[Stored items]
===
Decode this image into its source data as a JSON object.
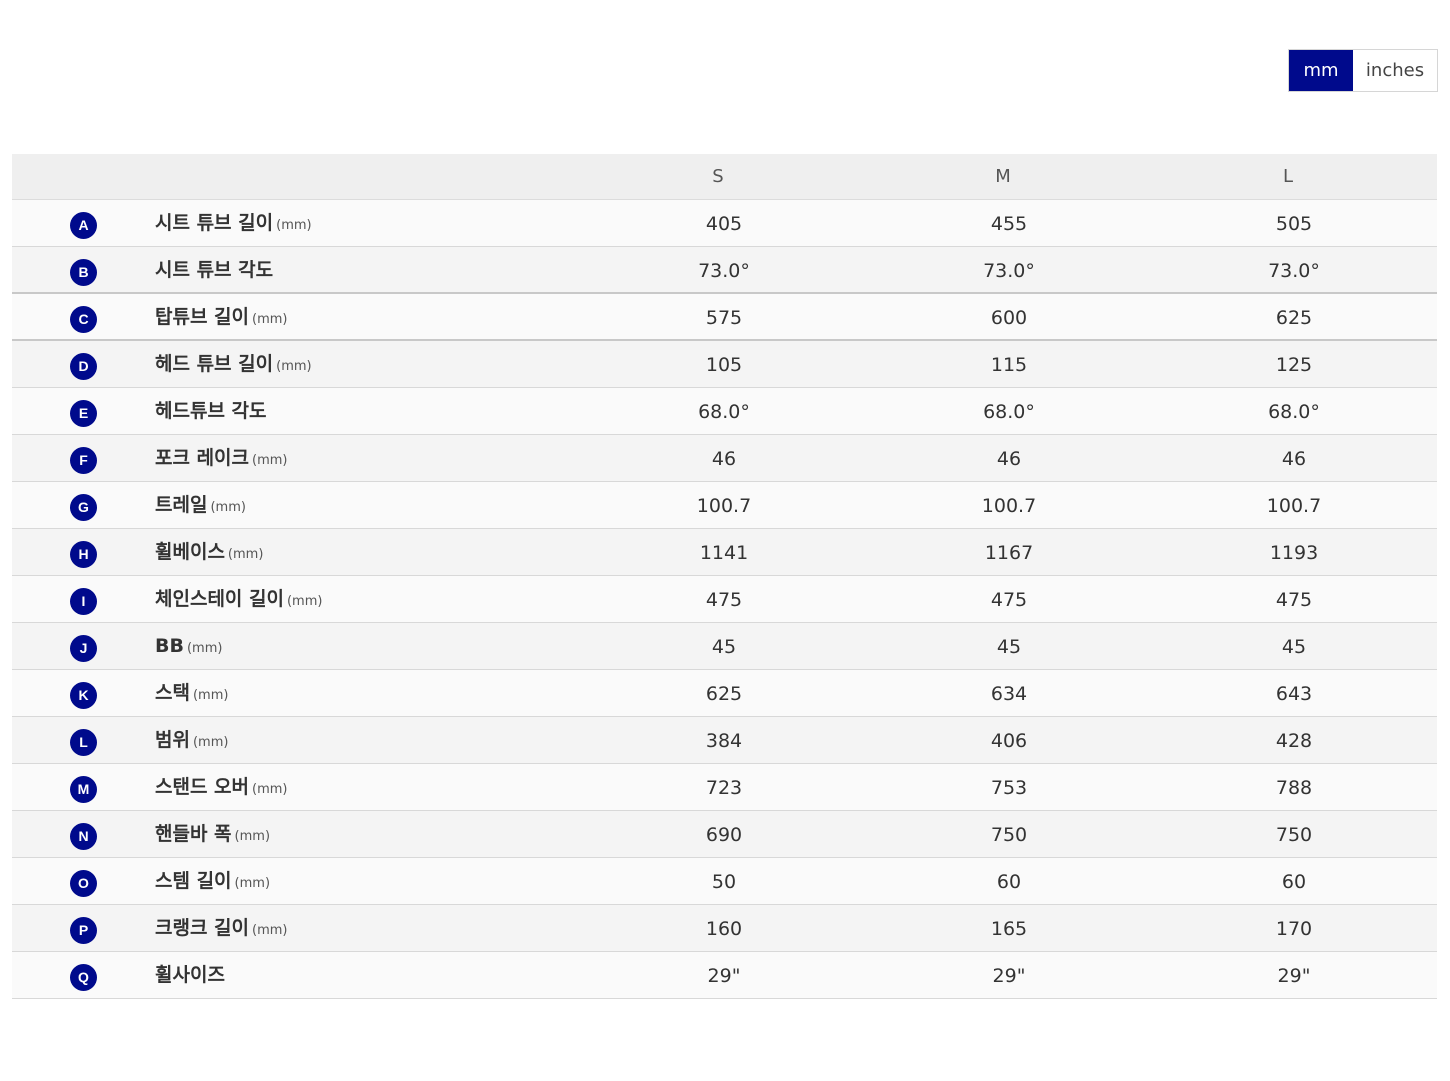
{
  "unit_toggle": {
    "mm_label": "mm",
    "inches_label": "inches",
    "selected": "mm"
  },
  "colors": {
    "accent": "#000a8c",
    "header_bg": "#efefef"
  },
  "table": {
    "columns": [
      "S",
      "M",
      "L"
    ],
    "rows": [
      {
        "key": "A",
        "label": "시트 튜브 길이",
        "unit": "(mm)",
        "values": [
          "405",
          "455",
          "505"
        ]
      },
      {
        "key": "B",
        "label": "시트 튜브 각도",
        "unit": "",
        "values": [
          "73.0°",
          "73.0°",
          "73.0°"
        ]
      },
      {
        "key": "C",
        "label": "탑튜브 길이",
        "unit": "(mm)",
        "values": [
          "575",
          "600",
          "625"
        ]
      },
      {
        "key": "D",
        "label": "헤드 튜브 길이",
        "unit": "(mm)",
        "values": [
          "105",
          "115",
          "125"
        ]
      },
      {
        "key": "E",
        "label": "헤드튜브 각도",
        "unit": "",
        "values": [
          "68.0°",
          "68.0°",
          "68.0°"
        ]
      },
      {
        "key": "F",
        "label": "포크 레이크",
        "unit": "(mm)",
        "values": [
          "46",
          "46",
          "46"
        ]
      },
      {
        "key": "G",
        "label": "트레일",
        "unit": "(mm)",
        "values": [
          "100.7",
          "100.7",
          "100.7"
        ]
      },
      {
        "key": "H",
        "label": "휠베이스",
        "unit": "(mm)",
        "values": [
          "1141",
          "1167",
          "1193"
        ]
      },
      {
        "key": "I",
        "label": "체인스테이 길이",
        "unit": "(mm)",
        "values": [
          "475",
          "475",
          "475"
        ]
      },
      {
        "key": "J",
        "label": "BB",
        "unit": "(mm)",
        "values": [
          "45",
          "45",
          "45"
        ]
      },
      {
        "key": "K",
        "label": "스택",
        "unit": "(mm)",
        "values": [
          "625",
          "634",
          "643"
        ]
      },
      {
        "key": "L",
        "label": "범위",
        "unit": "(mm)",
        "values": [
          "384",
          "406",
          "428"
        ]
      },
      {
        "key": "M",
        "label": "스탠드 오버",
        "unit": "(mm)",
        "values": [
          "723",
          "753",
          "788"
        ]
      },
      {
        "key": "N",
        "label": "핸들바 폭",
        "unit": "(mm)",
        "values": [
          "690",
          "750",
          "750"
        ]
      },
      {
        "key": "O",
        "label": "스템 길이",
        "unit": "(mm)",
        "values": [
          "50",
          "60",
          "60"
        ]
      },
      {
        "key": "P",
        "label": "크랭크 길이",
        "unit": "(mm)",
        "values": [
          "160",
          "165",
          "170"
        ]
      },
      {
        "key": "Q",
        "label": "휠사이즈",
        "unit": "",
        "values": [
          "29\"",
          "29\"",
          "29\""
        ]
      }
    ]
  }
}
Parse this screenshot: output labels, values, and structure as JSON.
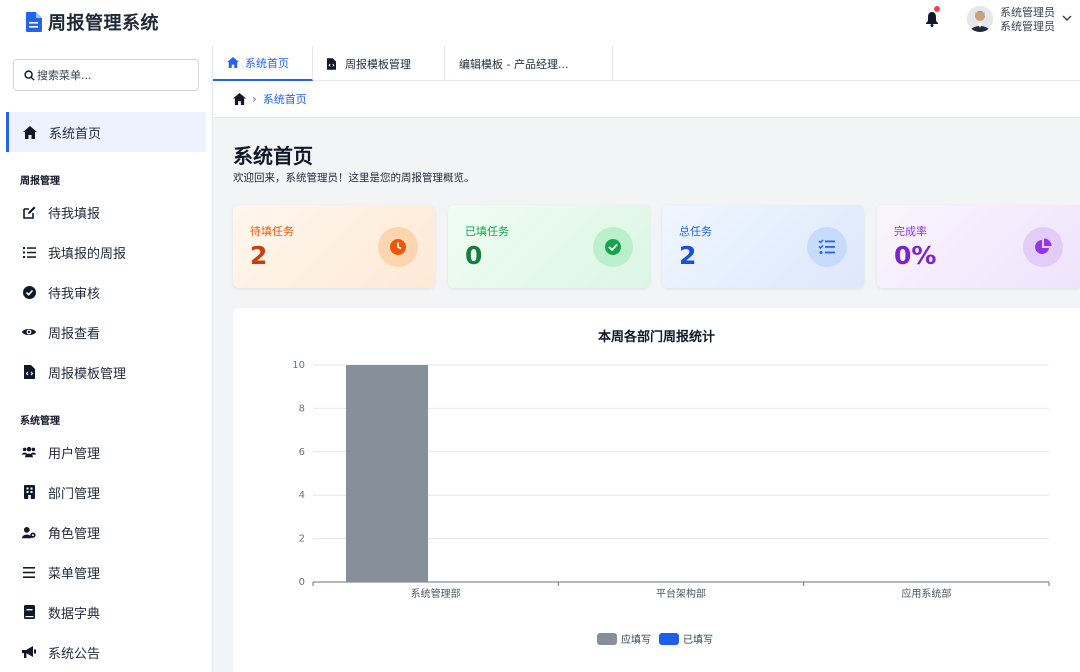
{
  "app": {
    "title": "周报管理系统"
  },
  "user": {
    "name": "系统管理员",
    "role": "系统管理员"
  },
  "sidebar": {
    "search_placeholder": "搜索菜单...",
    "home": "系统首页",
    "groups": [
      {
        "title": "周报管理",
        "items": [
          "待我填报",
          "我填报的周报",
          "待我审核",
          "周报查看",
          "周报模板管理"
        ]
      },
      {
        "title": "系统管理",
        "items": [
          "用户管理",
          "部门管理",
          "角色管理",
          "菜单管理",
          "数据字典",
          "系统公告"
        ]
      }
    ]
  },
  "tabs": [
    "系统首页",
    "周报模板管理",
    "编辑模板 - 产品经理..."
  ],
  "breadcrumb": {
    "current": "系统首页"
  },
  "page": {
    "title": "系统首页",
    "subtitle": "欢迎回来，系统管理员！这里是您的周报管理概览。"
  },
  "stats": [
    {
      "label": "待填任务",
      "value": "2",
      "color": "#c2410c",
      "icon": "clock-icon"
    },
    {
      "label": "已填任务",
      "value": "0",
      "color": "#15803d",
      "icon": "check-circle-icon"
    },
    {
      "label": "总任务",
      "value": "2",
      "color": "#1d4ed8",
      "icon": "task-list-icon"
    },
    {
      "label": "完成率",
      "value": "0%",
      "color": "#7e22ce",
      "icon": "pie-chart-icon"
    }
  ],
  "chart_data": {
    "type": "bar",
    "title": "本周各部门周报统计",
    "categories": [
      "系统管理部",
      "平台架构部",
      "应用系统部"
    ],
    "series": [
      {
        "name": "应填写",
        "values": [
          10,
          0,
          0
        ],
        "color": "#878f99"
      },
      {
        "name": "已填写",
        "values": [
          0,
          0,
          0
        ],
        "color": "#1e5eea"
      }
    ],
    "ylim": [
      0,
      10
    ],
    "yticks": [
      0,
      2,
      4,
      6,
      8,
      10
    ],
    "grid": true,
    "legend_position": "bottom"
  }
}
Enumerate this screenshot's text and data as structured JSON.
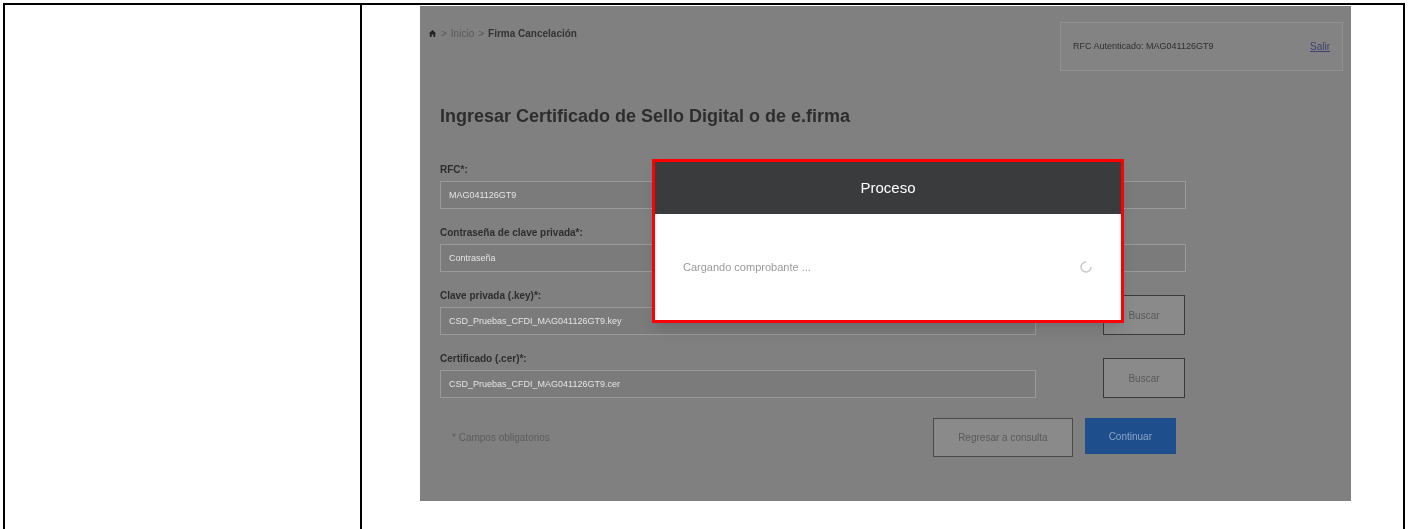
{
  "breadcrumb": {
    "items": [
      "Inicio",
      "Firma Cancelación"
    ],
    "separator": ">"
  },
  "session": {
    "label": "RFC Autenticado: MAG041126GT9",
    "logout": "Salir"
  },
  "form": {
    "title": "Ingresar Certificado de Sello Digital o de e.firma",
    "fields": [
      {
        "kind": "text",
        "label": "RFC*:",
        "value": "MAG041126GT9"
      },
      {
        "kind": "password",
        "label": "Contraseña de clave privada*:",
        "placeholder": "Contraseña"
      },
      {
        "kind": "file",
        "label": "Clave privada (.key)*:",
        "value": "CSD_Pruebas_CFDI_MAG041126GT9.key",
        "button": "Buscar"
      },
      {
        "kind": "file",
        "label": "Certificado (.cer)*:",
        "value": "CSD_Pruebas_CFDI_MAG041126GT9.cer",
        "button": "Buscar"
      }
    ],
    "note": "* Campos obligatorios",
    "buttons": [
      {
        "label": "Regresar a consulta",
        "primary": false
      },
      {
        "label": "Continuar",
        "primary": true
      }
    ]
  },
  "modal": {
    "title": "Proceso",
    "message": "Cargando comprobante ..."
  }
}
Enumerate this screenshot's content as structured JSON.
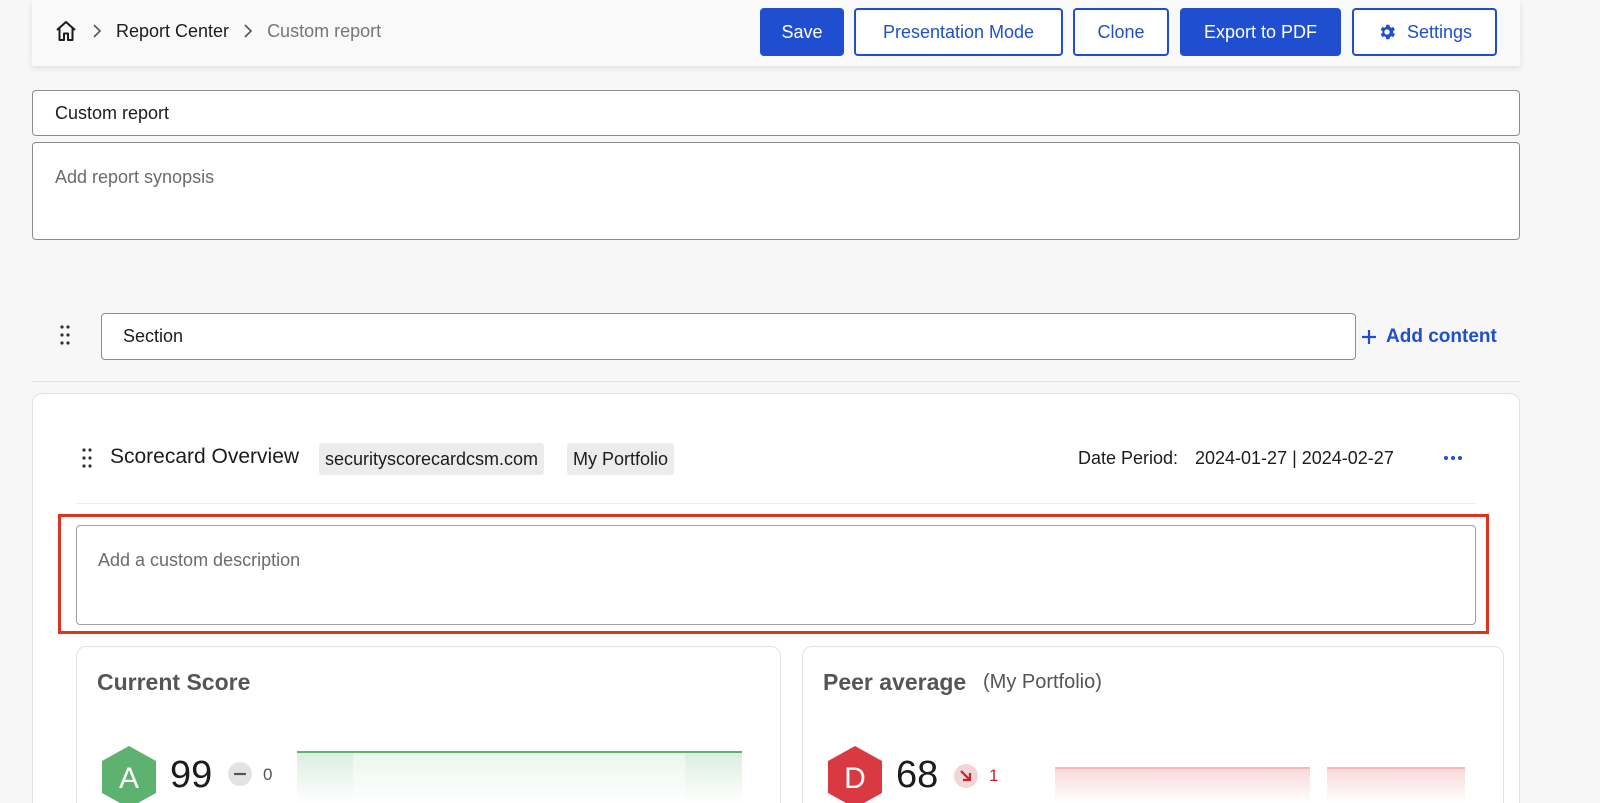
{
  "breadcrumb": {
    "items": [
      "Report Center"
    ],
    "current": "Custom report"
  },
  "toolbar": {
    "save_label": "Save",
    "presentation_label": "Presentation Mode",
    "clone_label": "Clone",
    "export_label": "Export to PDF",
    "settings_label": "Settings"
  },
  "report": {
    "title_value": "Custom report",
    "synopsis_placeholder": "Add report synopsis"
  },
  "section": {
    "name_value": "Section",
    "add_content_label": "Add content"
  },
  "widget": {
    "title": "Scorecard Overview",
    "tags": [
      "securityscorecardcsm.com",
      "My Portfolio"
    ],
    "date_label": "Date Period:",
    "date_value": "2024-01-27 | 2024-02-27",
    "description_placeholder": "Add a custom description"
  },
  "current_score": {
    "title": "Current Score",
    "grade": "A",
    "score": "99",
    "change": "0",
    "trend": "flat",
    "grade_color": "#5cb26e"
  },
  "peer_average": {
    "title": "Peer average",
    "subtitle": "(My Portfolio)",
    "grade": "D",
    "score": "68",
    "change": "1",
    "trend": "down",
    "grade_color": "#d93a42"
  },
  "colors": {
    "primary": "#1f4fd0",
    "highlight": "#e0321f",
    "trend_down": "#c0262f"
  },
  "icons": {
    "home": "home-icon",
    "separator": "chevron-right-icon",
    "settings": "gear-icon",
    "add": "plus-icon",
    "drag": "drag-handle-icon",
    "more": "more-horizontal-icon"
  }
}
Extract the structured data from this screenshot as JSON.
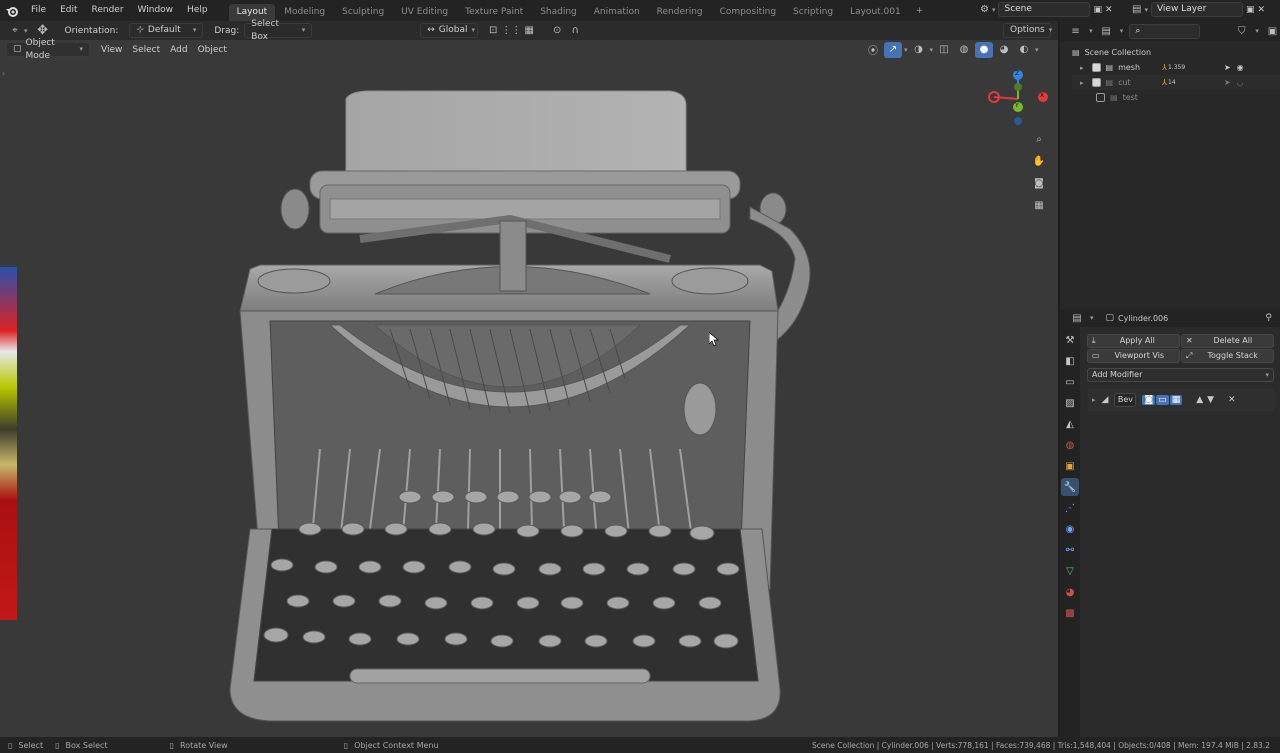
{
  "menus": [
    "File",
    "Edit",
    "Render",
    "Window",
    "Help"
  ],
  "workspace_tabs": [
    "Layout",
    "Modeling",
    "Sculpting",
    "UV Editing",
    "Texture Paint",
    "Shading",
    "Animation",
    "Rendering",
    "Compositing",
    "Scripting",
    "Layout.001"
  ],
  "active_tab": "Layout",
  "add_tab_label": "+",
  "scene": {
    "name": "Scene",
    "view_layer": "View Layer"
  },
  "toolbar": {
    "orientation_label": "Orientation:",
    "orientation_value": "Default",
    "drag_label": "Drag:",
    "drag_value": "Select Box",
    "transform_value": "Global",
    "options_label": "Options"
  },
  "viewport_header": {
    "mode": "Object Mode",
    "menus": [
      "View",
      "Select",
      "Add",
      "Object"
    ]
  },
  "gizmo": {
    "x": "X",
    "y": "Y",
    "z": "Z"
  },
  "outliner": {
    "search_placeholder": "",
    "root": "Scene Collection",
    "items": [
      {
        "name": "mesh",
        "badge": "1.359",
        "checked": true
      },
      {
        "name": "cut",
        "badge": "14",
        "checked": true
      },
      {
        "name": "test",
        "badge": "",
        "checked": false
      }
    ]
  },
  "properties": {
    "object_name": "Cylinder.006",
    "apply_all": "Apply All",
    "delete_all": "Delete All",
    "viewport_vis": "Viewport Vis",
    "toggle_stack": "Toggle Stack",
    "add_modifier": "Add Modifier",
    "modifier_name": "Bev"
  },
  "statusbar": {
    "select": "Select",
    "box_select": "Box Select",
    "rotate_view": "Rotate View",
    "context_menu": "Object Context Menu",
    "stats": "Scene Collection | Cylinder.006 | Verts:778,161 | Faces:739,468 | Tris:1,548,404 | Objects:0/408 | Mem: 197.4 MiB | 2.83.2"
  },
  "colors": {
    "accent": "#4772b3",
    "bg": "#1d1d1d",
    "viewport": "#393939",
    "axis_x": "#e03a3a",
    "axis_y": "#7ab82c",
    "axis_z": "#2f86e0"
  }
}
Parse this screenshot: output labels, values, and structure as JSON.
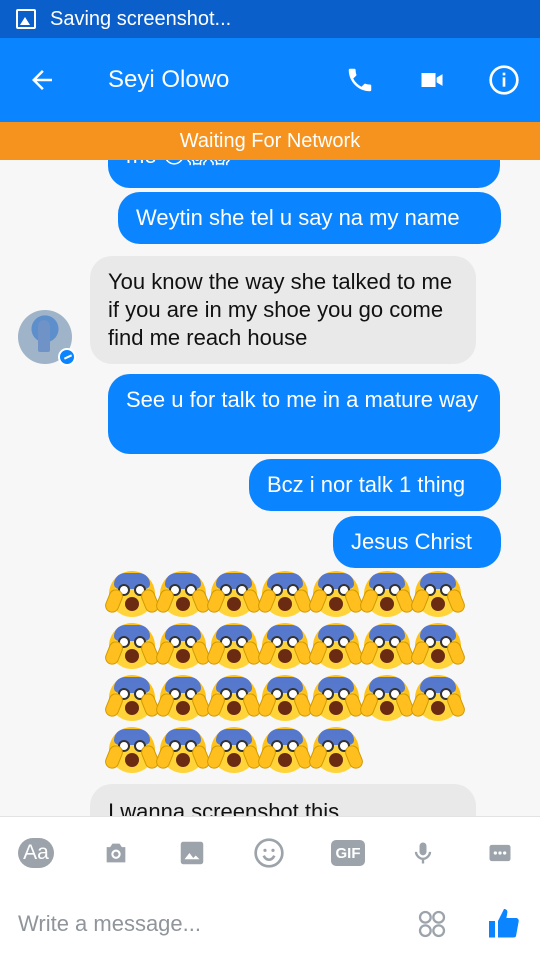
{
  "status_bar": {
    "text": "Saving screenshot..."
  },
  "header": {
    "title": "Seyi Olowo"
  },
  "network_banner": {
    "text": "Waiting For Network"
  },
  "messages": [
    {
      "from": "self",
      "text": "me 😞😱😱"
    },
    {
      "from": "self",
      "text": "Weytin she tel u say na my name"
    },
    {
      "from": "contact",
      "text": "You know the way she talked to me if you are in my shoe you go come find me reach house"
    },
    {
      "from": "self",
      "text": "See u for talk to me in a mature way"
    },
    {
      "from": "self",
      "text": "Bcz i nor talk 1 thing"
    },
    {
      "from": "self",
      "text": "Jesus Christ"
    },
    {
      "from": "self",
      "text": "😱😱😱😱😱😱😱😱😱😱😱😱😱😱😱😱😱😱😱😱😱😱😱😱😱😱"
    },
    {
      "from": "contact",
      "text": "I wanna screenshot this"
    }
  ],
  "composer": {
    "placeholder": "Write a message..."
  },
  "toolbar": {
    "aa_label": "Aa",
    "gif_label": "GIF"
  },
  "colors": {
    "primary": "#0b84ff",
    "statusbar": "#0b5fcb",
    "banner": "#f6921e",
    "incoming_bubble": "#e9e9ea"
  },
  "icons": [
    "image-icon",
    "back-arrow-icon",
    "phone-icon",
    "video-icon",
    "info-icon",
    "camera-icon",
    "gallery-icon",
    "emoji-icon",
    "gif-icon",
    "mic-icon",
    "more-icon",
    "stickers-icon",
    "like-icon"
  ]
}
===
> _Directive_
Pull out all lines containing the word "subtitle" from the entries above.

> _Problem solution_
    "subtitle": "欢迎回来，系统管理员！这里是您的周报管理概览。"
    "subtitle": "(My Portfolio)",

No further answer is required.